— BEGIN DATASET CONTENT —

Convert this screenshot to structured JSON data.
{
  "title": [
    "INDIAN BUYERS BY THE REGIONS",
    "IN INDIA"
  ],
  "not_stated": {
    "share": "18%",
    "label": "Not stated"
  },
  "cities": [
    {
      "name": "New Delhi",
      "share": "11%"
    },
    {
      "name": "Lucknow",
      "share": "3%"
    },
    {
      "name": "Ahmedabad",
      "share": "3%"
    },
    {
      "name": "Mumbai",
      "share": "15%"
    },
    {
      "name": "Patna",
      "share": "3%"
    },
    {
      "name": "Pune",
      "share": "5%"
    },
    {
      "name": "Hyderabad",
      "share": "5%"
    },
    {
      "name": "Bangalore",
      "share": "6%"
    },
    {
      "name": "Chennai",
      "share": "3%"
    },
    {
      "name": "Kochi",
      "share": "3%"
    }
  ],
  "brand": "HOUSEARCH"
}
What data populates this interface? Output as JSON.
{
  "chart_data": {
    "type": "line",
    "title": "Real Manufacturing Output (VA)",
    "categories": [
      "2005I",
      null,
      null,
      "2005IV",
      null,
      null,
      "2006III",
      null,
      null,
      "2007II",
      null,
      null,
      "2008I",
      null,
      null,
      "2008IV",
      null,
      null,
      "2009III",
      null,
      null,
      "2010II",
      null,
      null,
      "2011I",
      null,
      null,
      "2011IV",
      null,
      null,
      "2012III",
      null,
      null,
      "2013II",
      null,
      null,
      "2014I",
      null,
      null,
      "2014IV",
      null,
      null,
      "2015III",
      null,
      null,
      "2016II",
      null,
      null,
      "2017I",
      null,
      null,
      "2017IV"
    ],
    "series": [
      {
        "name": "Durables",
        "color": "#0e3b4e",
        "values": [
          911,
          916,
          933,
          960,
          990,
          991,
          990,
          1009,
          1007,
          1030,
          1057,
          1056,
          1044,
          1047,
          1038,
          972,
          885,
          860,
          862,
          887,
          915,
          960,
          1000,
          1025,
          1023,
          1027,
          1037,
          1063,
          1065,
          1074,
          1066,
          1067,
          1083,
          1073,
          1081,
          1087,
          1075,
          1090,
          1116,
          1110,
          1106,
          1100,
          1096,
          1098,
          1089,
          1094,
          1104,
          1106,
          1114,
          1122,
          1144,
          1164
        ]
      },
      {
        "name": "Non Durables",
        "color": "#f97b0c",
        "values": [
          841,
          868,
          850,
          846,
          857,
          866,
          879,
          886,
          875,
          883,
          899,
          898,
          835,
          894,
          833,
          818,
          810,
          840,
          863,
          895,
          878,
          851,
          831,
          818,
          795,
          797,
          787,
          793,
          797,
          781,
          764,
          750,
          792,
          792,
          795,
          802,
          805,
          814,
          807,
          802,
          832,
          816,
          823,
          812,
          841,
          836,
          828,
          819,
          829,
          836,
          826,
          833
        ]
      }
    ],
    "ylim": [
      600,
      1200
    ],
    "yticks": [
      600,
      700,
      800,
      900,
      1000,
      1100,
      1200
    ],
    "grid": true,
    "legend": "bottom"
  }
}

— END DATASET CONTENT —

PROBLEM TO WORK ON ▸
Repeat all entries. Match them exactly.

EXPECTED OUTPUT ▸
Convert this screenshot to structured JSON data.
{
  "title": [
    "INDIAN BUYERS BY THE REGIONS",
    "IN INDIA"
  ],
  "not_stated": {
    "share": "18%",
    "label": "Not stated"
  },
  "cities": [
    {
      "name": "New Delhi",
      "share": "11%"
    },
    {
      "name": "Lucknow",
      "share": "3%"
    },
    {
      "name": "Ahmedabad",
      "share": "3%"
    },
    {
      "name": "Mumbai",
      "share": "15%"
    },
    {
      "name": "Patna",
      "share": "3%"
    },
    {
      "name": "Pune",
      "share": "5%"
    },
    {
      "name": "Hyderabad",
      "share": "5%"
    },
    {
      "name": "Bangalore",
      "share": "6%"
    },
    {
      "name": "Chennai",
      "share": "3%"
    },
    {
      "name": "Kochi",
      "share": "3%"
    }
  ],
  "brand": "HOUSEARCH"
}
What data populates this interface? Output as JSON.
{
  "chart_data": {
    "type": "line",
    "title": "Real Manufacturing Output (VA)",
    "categories": [
      "2005I",
      null,
      null,
      "2005IV",
      null,
      null,
      "2006III",
      null,
      null,
      "2007II",
      null,
      null,
      "2008I",
      null,
      null,
      "2008IV",
      null,
      null,
      "2009III",
      null,
      null,
      "2010II",
      null,
      null,
      "2011I",
      null,
      null,
      "2011IV",
      null,
      null,
      "2012III",
      null,
      null,
      "2013II",
      null,
      null,
      "2014I",
      null,
      null,
      "2014IV",
      null,
      null,
      "2015III",
      null,
      null,
      "2016II",
      null,
      null,
      "2017I",
      null,
      null,
      "2017IV"
    ],
    "series": [
      {
        "name": "Durables",
        "color": "#0e3b4e",
        "values": [
          911,
          916,
          933,
          960,
          990,
          991,
          990,
          1009,
          1007,
          1030,
          1057,
          1056,
          1044,
          1047,
          1038,
          972,
          885,
          860,
          862,
          887,
          915,
          960,
          1000,
          1025,
          1023,
          1027,
          1037,
          1063,
          1065,
          1074,
          1066,
          1067,
          1083,
          1073,
          1081,
          1087,
          1075,
          1090,
          1116,
          1110,
          1106,
          1100,
          1096,
          1098,
          1089,
          1094,
          1104,
          1106,
          1114,
          1122,
          1144,
          1164
        ]
      },
      {
        "name": "Non Durables",
        "color": "#f97b0c",
        "values": [
          841,
          868,
          850,
          846,
          857,
          866,
          879,
          886,
          875,
          883,
          899,
          898,
          835,
          894,
          833,
          818,
          810,
          840,
          863,
          895,
          878,
          851,
          831,
          818,
          795,
          797,
          787,
          793,
          797,
          781,
          764,
          750,
          792,
          792,
          795,
          802,
          805,
          814,
          807,
          802,
          832,
          816,
          823,
          812,
          841,
          836,
          828,
          819,
          829,
          836,
          826,
          833
        ]
      }
    ],
    "ylim": [
      600,
      1200
    ],
    "yticks": [
      600,
      700,
      800,
      900,
      1000,
      1100,
      1200
    ],
    "grid": true,
    "legend": "bottom"
  }
}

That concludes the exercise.